Required work -> Make an exact copy of all the entries below, with the pictures left out.
##########
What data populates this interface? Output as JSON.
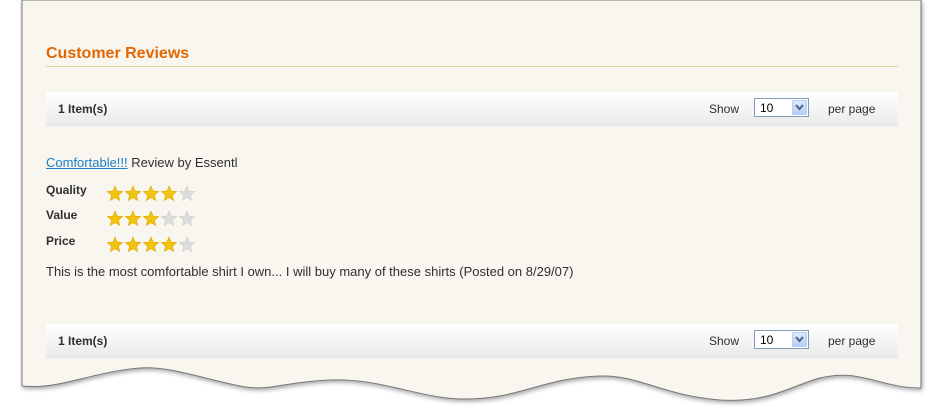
{
  "colors": {
    "title": "#e26703",
    "link": "#1e7ec8",
    "star_filled": "#f1c40f",
    "star_empty": "#dcdcdc",
    "panel_bg": "#f8f6ef",
    "text": "#2f2f2f"
  },
  "section": {
    "title": "Customer Reviews"
  },
  "toolbar_top": {
    "item_count": "1 Item(s)",
    "show_label": "Show",
    "per_page_value": "10",
    "per_page_label": "per page"
  },
  "toolbar_bottom": {
    "item_count": "1 Item(s)",
    "show_label": "Show",
    "per_page_value": "10",
    "per_page_label": "per page"
  },
  "review": {
    "title": "Comfortable!!!",
    "byline": " Review by Essentl",
    "ratings": [
      {
        "label": "Quality",
        "stars": 4,
        "max": 5
      },
      {
        "label": "Value",
        "stars": 3,
        "max": 5
      },
      {
        "label": "Price",
        "stars": 4,
        "max": 5
      }
    ],
    "body": "This is the most comfortable shirt I own... I will buy many of these shirts (Posted on 8/29/07)"
  }
}
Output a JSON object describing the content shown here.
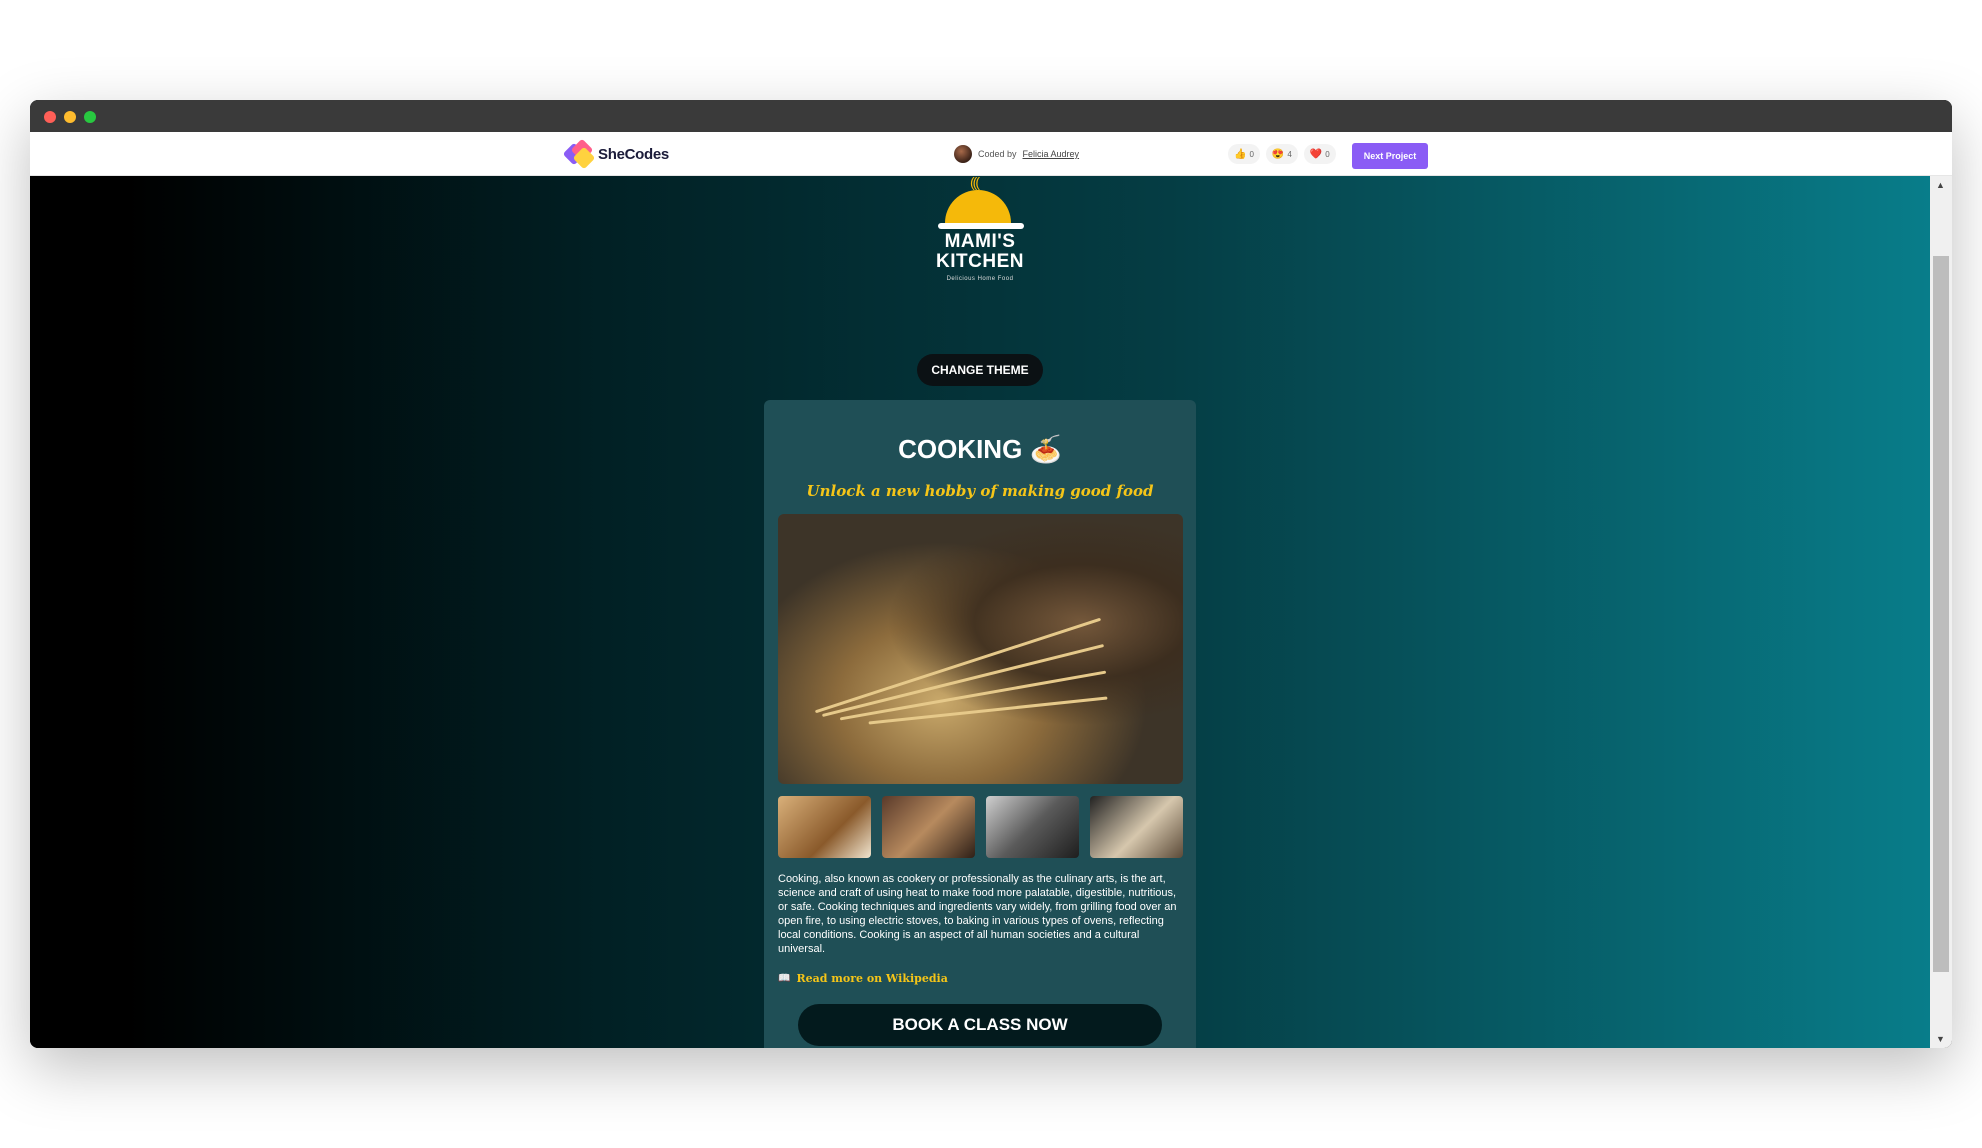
{
  "shecodes": {
    "logo_text": "SheCodes",
    "coded_by_prefix": "Coded by",
    "author": "Felicia Audrey",
    "reactions": [
      {
        "icon": "thumbs-up-icon",
        "emoji": "👍",
        "count": "0"
      },
      {
        "icon": "heart-eyes-icon",
        "emoji": "😍",
        "count": "4"
      },
      {
        "icon": "heart-icon",
        "emoji": "❤️",
        "count": "0"
      }
    ],
    "next_label": "Next Project"
  },
  "brand": {
    "steam": "(((",
    "name_line1": "MAMI'S",
    "name_line2": "KITCHEN",
    "tagline": "Delicious Home Food"
  },
  "theme_button": "CHANGE THEME",
  "card": {
    "title": "COOKING 🍝",
    "subtitle": "Unlock a new hobby of making good food",
    "description": "Cooking, also known as cookery or professionally as the culinary arts, is the art, science and craft of using heat to make food more palatable, digestible, nutritious, or safe. Cooking techniques and ingredients vary widely, from grilling food over an open fire, to using electric stoves, to baking in various types of ovens, reflecting local conditions. Cooking is an aspect of all human societies and a cultural universal.",
    "wiki_icon": "📖",
    "wiki_label": "Read more on Wikipedia",
    "cta": "BOOK A CLASS NOW"
  },
  "scrollbar": {
    "up": "▲",
    "down": "▼"
  }
}
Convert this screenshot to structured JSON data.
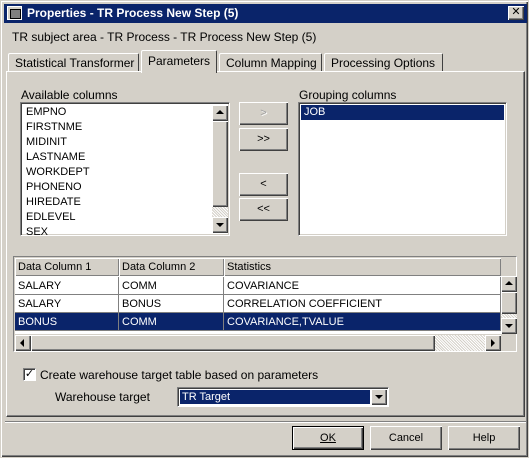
{
  "window": {
    "title": "Properties - TR Process New Step (5)",
    "close_glyph": "✕"
  },
  "subject_area": "TR subject area - TR Process - TR Process New Step (5)",
  "tabs": [
    {
      "label": "Statistical Transformer",
      "active": false
    },
    {
      "label": "Parameters",
      "active": true
    },
    {
      "label": "Column Mapping",
      "active": false
    },
    {
      "label": "Processing Options",
      "active": false
    }
  ],
  "available": {
    "label": "Available columns",
    "items": [
      "EMPNO",
      "FIRSTNME",
      "MIDINIT",
      "LASTNAME",
      "WORKDEPT",
      "PHONENO",
      "HIREDATE",
      "EDLEVEL",
      "SEX"
    ]
  },
  "grouping": {
    "label": "Grouping columns",
    "items": [
      "JOB"
    ]
  },
  "move_buttons": {
    "add": ">",
    "add_all": ">>",
    "remove": "<",
    "remove_all": "<<"
  },
  "grid": {
    "headers": [
      "Data Column 1",
      "Data Column 2",
      "Statistics"
    ],
    "rows": [
      [
        "SALARY",
        "COMM",
        "COVARIANCE"
      ],
      [
        "SALARY",
        "BONUS",
        "CORRELATION COEFFICIENT"
      ],
      [
        "BONUS",
        "COMM",
        "COVARIANCE,TVALUE"
      ]
    ],
    "selected_row": 2
  },
  "create_table": {
    "label": "Create warehouse target table based on parameters",
    "checked_glyph": "✓"
  },
  "warehouse_target": {
    "label": "Warehouse target",
    "value": "TR Target"
  },
  "footer": {
    "ok": "OK",
    "cancel": "Cancel",
    "help": "Help"
  },
  "colors": {
    "face": "#d4d0c8",
    "selection": "#0a246a",
    "titlebar": "#0a246a"
  }
}
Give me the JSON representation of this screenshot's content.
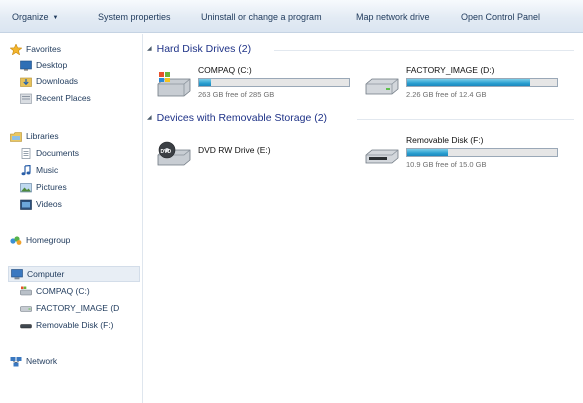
{
  "toolbar": {
    "organize": "Organize",
    "system_properties": "System properties",
    "uninstall": "Uninstall or change a program",
    "map_drive": "Map network drive",
    "control_panel": "Open Control Panel"
  },
  "nav": {
    "favorites": "Favorites",
    "desktop": "Desktop",
    "downloads": "Downloads",
    "recent_places": "Recent Places",
    "libraries": "Libraries",
    "documents": "Documents",
    "music": "Music",
    "pictures": "Pictures",
    "videos": "Videos",
    "homegroup": "Homegroup",
    "computer": "Computer",
    "compaq": "COMPAQ (C:)",
    "factory_image": "FACTORY_IMAGE (D",
    "removable": "Removable Disk (F:)",
    "network": "Network"
  },
  "groups": {
    "hdd": "Hard Disk Drives (2)",
    "removable": "Devices with Removable Storage (2)"
  },
  "drives": {
    "c": {
      "name": "COMPAQ (C:)",
      "free": "263 GB free of 285 GB",
      "used_fraction": 0.08
    },
    "d": {
      "name": "FACTORY_IMAGE (D:)",
      "free": "2.26 GB free of 12.4 GB",
      "used_fraction": 0.82
    },
    "e": {
      "name": "DVD RW Drive (E:)"
    },
    "f": {
      "name": "Removable Disk (F:)",
      "free": "10.9 GB free of 15.0 GB",
      "used_fraction": 0.27
    }
  },
  "colors": {
    "accent_text": "#1e3287",
    "bar_fill": "#2a9fd0",
    "toolbar_bg": "#e3ebf4"
  }
}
##########
Answer ->
What data populates this interface? Output as JSON.
{
  "colors": {
    "title": "#e26703",
    "link": "#1e7ec8",
    "star_filled": "#f1c40f",
    "star_empty": "#dcdcdc",
    "panel_bg": "#f8f6ef",
    "text": "#2f2f2f"
  },
  "section": {
    "title": "Customer Reviews"
  },
  "toolbar_top": {
    "item_count": "1 Item(s)",
    "show_label": "Show",
    "per_page_value": "10",
    "per_page_label": "per page"
  },
  "toolbar_bottom": {
    "item_count": "1 Item(s)",
    "show_label": "Show",
    "per_page_value": "10",
    "per_page_label": "per page"
  },
  "review": {
    "title": "Comfortable!!!",
    "byline": " Review by Essentl",
    "ratings": [
      {
        "label": "Quality",
        "stars": 4,
        "max": 5
      },
      {
        "label": "Value",
        "stars": 3,
        "max": 5
      },
      {
        "label": "Price",
        "stars": 4,
        "max": 5
      }
    ],
    "body": "This is the most comfortable shirt I own... I will buy many of these shirts (Posted on 8/29/07)"
  }
}
Output a JSON object describing the content shown here.
{
  "shecodes": {
    "logo_text": "SheCodes",
    "coded_by_prefix": "Coded by",
    "author": "Felicia Audrey",
    "reactions": [
      {
        "icon": "thumbs-up-icon",
        "emoji": "👍",
        "count": "0"
      },
      {
        "icon": "heart-eyes-icon",
        "emoji": "😍",
        "count": "4"
      },
      {
        "icon": "heart-icon",
        "emoji": "❤️",
        "count": "0"
      }
    ],
    "next_label": "Next Project"
  },
  "brand": {
    "steam": "(((",
    "name_line1": "MAMI'S",
    "name_line2": "KITCHEN",
    "tagline": "Delicious Home Food"
  },
  "theme_button": "CHANGE THEME",
  "card": {
    "title": "COOKING 🍝",
    "subtitle": "Unlock a new hobby of making good food",
    "description": "Cooking, also known as cookery or professionally as the culinary arts, is the art, science and craft of using heat to make food more palatable, digestible, nutritious, or safe. Cooking techniques and ingredients vary widely, from grilling food over an open fire, to using electric stoves, to baking in various types of ovens, reflecting local conditions. Cooking is an aspect of all human societies and a cultural universal.",
    "wiki_icon": "📖",
    "wiki_label": "Read more on Wikipedia",
    "cta": "BOOK A CLASS NOW"
  },
  "scrollbar": {
    "up": "▲",
    "down": "▼"
  }
}
Convert this screenshot to structured JSON data.
{
  "window": {
    "title": "Properties - TR Process New Step (5)",
    "close_glyph": "✕"
  },
  "subject_area": "TR subject area - TR Process - TR Process New Step (5)",
  "tabs": [
    {
      "label": "Statistical Transformer",
      "active": false
    },
    {
      "label": "Parameters",
      "active": true
    },
    {
      "label": "Column Mapping",
      "active": false
    },
    {
      "label": "Processing Options",
      "active": false
    }
  ],
  "available": {
    "label": "Available columns",
    "items": [
      "EMPNO",
      "FIRSTNME",
      "MIDINIT",
      "LASTNAME",
      "WORKDEPT",
      "PHONENO",
      "HIREDATE",
      "EDLEVEL",
      "SEX"
    ]
  },
  "grouping": {
    "label": "Grouping columns",
    "items": [
      "JOB"
    ]
  },
  "move_buttons": {
    "add": ">",
    "add_all": ">>",
    "remove": "<",
    "remove_all": "<<"
  },
  "grid": {
    "headers": [
      "Data Column 1",
      "Data Column 2",
      "Statistics"
    ],
    "rows": [
      [
        "SALARY",
        "COMM",
        "COVARIANCE"
      ],
      [
        "SALARY",
        "BONUS",
        "CORRELATION COEFFICIENT"
      ],
      [
        "BONUS",
        "COMM",
        "COVARIANCE,TVALUE"
      ]
    ],
    "selected_row": 2
  },
  "create_table": {
    "label": "Create warehouse target table based on parameters",
    "checked_glyph": "✓"
  },
  "warehouse_target": {
    "label": "Warehouse target",
    "value": "TR Target"
  },
  "footer": {
    "ok": "OK",
    "cancel": "Cancel",
    "help": "Help"
  },
  "colors": {
    "face": "#d4d0c8",
    "selection": "#0a246a",
    "titlebar": "#0a246a"
  }
}
Give me the JSON representation of this screenshot's content.
{
  "toolbar": {
    "organize": "Organize",
    "system_properties": "System properties",
    "uninstall": "Uninstall or change a program",
    "map_drive": "Map network drive",
    "control_panel": "Open Control Panel"
  },
  "nav": {
    "favorites": "Favorites",
    "desktop": "Desktop",
    "downloads": "Downloads",
    "recent_places": "Recent Places",
    "libraries": "Libraries",
    "documents": "Documents",
    "music": "Music",
    "pictures": "Pictures",
    "videos": "Videos",
    "homegroup": "Homegroup",
    "computer": "Computer",
    "compaq": "COMPAQ (C:)",
    "factory_image": "FACTORY_IMAGE (D",
    "removable": "Removable Disk (F:)",
    "network": "Network"
  },
  "groups": {
    "hdd": "Hard Disk Drives (2)",
    "removable": "Devices with Removable Storage (2)"
  },
  "drives": {
    "c": {
      "name": "COMPAQ (C:)",
      "free": "263 GB free of 285 GB",
      "used_fraction": 0.08
    },
    "d": {
      "name": "FACTORY_IMAGE (D:)",
      "free": "2.26 GB free of 12.4 GB",
      "used_fraction": 0.82
    },
    "e": {
      "name": "DVD RW Drive (E:)"
    },
    "f": {
      "name": "Removable Disk (F:)",
      "free": "10.9 GB free of 15.0 GB",
      "used_fraction": 0.27
    }
  },
  "colors": {
    "accent_text": "#1e3287",
    "bar_fill": "#2a9fd0",
    "toolbar_bg": "#e3ebf4"
  }
}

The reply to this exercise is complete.